╭─ Data entries

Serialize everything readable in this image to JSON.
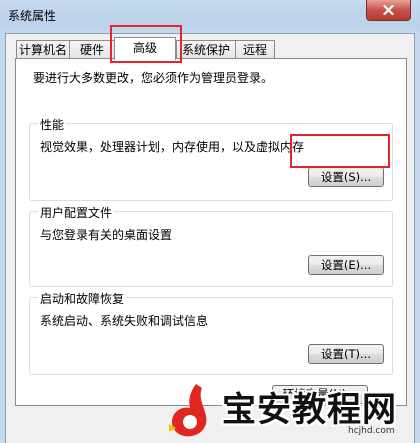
{
  "window": {
    "title": "系统属性",
    "close_symbol": "x"
  },
  "tabs": [
    {
      "label": "计算机名",
      "active": false
    },
    {
      "label": "硬件",
      "active": false
    },
    {
      "label": "高级",
      "active": true
    },
    {
      "label": "系统保护",
      "active": false
    },
    {
      "label": "远程",
      "active": false
    }
  ],
  "notice": "要进行大多数更改，您必须作为管理员登录。",
  "groups": {
    "performance": {
      "title": "性能",
      "desc": "视觉效果，处理器计划，内存使用，以及虚拟内存",
      "button": "设置(S)..."
    },
    "user_profile": {
      "title": "用户配置文件",
      "desc": "与您登录有关的桌面设置",
      "button": "设置(E)..."
    },
    "startup_recovery": {
      "title": "启动和故障恢复",
      "desc": "系统启动、系统失败和调试信息",
      "button": "设置(T)..."
    }
  },
  "env_button": "环境变量(N)...",
  "watermark": {
    "text": "宝安教程网",
    "url": "hcjhd.com"
  },
  "colors": {
    "highlight_red": "#e8232b",
    "logo_red": "#e0261f"
  }
}
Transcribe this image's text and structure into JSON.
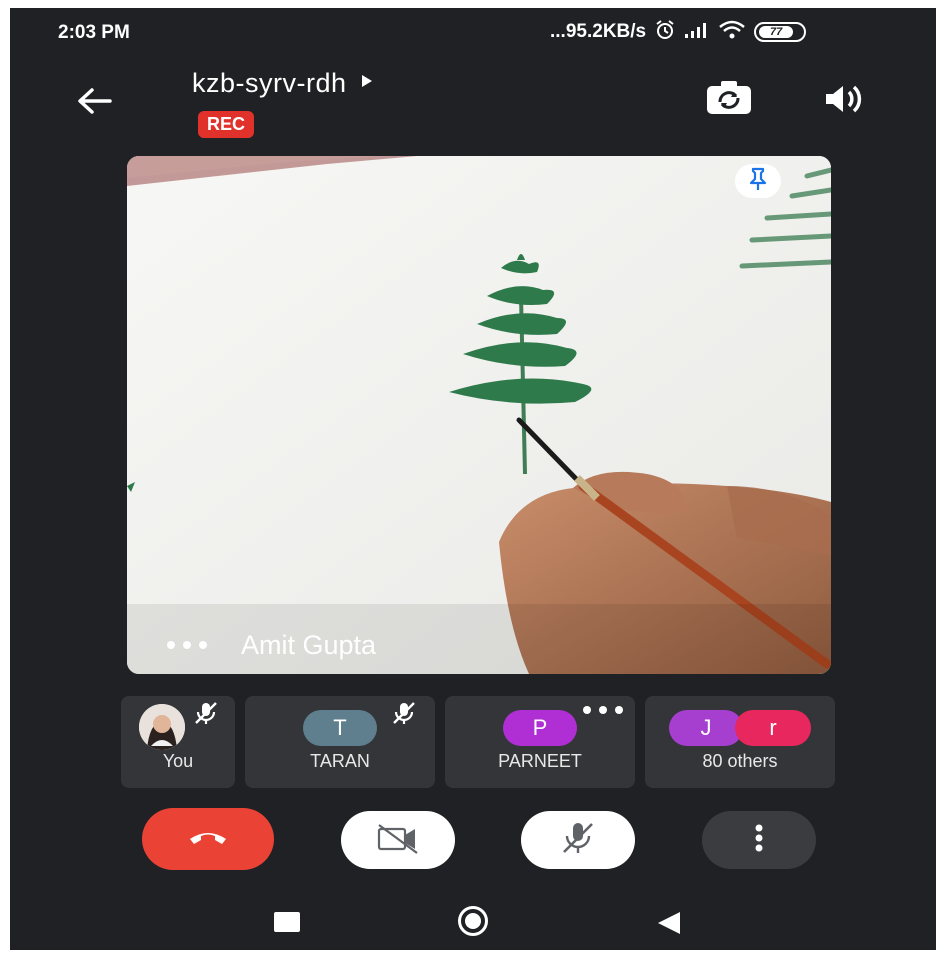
{
  "status_bar": {
    "time": "2:03 PM",
    "network_speed": "...95.2KB/s",
    "battery": "77",
    "icons": [
      "alarm-icon",
      "signal-icon",
      "wifi-icon",
      "battery-icon"
    ]
  },
  "header": {
    "meeting_code": "kzb-syrv-rdh",
    "rec_label": "REC",
    "back_icon": "arrow-left-icon",
    "switch_camera_icon": "camera-switch-icon",
    "speaker_icon": "speaker-icon"
  },
  "main_video": {
    "speaker_name": "Amit Gupta",
    "pin_icon": "pin-icon"
  },
  "participants": [
    {
      "name": "You",
      "muted": true
    },
    {
      "name": "TARAN",
      "initial": "T",
      "color": "#5f7f8e",
      "muted": true
    },
    {
      "name": "PARNEET",
      "initial": "P",
      "color": "#b02fd4",
      "more": true
    },
    {
      "name": "80 others",
      "initials": [
        "J",
        "r"
      ],
      "colors": [
        "#a63fd0",
        "#e8275f"
      ]
    }
  ],
  "controls": {
    "end_call_color": "#ea4335",
    "icons": [
      "end-call-icon",
      "camera-off-icon",
      "mic-off-icon",
      "more-options-icon"
    ]
  },
  "nav_bar": {
    "icons": [
      "recents-icon",
      "home-icon",
      "back-icon"
    ]
  }
}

╰─

Check each line of the records for the word "image" and extract those that contain it.

> **Reply to the exercise**:
Serialize everything readable in this image to JSON.
Transcribe this image's text and structure into JSON.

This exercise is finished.